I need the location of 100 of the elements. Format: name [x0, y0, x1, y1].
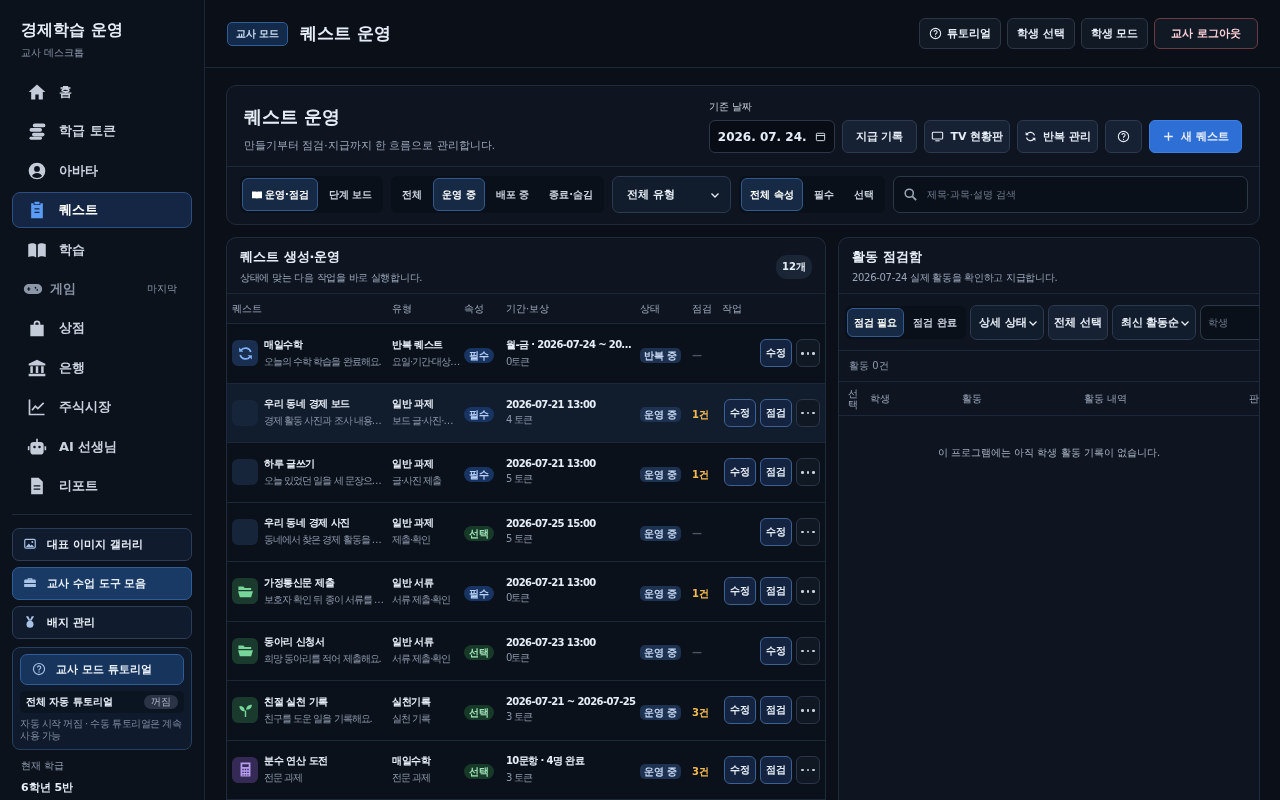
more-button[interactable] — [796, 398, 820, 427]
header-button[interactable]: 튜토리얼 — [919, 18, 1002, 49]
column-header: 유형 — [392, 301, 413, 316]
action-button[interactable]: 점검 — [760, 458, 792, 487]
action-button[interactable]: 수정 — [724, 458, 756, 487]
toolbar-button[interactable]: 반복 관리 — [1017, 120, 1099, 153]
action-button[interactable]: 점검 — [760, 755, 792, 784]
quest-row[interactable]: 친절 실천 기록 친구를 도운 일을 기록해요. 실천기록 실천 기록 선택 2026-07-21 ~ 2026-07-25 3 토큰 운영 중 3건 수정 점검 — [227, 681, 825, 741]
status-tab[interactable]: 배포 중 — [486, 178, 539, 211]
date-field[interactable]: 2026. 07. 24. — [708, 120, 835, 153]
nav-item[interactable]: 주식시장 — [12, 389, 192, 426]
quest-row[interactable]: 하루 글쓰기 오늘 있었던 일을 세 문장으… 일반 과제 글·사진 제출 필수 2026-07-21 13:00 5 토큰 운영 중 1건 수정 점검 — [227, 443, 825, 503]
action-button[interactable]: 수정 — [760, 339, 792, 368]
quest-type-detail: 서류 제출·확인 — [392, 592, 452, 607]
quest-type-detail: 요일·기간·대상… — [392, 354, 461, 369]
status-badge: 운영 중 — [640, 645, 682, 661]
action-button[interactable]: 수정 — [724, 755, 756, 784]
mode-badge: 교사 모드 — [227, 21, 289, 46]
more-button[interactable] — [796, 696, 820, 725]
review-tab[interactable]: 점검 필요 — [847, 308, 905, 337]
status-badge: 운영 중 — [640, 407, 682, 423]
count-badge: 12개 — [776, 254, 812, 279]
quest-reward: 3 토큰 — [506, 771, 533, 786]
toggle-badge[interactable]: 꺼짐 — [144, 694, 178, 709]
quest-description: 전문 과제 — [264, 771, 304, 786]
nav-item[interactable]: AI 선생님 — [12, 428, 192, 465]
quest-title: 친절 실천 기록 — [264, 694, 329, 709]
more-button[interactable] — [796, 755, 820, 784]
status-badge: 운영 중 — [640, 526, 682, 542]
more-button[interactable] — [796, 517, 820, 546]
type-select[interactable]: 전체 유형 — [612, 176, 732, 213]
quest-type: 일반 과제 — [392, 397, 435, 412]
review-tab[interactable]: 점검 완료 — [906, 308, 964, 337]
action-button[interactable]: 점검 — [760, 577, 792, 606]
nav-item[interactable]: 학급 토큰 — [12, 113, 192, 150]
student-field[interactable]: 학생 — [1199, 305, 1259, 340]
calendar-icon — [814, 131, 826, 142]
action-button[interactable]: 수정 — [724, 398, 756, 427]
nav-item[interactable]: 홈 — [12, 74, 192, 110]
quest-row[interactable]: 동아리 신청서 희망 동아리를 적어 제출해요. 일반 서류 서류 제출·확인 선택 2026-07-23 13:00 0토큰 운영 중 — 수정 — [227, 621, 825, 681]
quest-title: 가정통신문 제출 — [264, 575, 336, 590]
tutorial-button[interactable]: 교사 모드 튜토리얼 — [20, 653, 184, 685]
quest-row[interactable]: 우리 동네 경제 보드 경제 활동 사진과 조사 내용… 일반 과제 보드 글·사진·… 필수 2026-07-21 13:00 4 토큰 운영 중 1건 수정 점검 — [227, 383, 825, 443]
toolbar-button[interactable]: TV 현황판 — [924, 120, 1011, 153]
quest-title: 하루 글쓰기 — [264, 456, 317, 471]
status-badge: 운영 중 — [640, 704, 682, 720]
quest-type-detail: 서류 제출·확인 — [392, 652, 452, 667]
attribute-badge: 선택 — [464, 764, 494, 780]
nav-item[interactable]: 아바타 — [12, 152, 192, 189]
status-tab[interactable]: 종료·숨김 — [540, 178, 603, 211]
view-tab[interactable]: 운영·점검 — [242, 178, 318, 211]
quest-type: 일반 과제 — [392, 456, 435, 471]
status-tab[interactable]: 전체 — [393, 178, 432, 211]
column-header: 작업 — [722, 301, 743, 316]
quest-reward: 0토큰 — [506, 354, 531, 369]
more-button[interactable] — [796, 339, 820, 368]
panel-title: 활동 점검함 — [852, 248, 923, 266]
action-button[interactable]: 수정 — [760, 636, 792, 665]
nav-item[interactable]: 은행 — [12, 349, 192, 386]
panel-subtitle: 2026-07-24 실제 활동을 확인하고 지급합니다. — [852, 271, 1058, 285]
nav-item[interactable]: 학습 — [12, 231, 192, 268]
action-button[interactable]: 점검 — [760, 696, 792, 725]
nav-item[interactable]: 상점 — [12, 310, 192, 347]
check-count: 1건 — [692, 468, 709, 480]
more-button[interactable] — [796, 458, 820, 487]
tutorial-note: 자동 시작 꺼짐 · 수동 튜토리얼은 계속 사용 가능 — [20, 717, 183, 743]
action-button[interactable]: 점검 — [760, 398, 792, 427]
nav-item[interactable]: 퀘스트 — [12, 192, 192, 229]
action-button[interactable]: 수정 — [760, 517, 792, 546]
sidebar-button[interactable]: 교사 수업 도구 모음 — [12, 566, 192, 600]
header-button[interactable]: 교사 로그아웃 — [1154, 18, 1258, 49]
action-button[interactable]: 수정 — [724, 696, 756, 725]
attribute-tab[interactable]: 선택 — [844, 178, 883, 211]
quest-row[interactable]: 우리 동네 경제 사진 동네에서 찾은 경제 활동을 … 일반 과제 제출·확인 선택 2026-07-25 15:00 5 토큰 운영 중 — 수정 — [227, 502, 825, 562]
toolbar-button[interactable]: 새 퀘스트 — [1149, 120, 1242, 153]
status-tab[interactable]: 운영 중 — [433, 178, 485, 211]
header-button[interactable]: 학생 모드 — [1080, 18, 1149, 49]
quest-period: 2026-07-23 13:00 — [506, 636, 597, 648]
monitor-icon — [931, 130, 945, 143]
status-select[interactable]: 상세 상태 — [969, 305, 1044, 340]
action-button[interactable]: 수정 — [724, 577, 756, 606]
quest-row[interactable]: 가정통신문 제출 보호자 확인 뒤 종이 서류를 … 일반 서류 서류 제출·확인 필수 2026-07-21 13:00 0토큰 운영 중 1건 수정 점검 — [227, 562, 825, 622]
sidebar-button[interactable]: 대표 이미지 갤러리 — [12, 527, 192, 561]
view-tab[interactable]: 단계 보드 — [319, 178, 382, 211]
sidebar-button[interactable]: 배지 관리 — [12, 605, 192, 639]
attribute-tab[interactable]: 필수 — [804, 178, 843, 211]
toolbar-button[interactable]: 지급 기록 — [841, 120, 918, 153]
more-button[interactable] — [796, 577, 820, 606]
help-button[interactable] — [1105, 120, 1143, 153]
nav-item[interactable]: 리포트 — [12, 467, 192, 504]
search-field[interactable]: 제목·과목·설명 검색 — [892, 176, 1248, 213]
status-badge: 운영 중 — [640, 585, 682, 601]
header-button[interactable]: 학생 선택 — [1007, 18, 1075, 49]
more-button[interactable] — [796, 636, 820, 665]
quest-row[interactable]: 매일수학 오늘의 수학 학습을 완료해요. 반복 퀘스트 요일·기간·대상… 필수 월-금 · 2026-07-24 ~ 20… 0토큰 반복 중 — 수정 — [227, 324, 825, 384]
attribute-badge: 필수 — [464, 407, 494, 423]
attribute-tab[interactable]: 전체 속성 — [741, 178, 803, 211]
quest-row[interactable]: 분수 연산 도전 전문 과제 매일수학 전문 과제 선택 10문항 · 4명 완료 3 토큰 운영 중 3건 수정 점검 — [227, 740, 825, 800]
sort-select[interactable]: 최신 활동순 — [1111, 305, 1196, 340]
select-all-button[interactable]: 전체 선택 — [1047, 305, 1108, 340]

--

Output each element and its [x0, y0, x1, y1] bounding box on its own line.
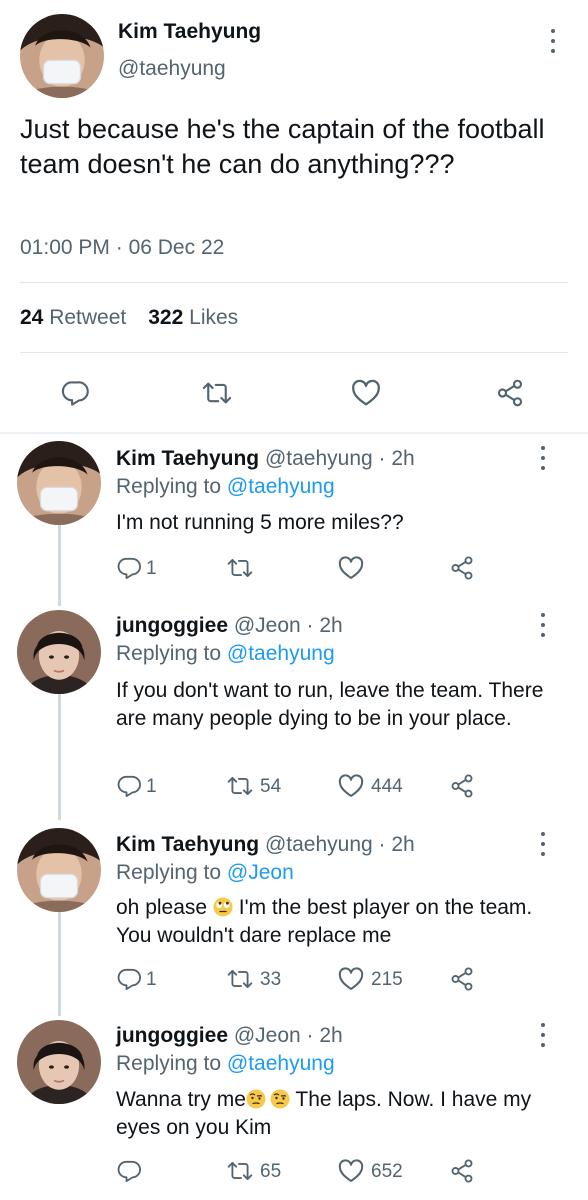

- Exercise details -
Switch every "action-button" to "task-button" in the entries from the line with "I need the location" to the line with "action-button[interactable]: 수정 — [724, 458, 756, 487]", and give only those lines, otherwise unchanged and without the pictures.

- Completed exercise -
I need the location of 100 of the elements. Format: name [x0, y0, x1, y1].
more-button[interactable] — [796, 398, 820, 427]
header-button[interactable]: 튜토리얼 — [919, 18, 1002, 49]
column-header: 유형 — [392, 301, 413, 316]
task-button[interactable]: 점검 — [760, 458, 792, 487]
task-button[interactable]: 수정 — [724, 458, 756, 487]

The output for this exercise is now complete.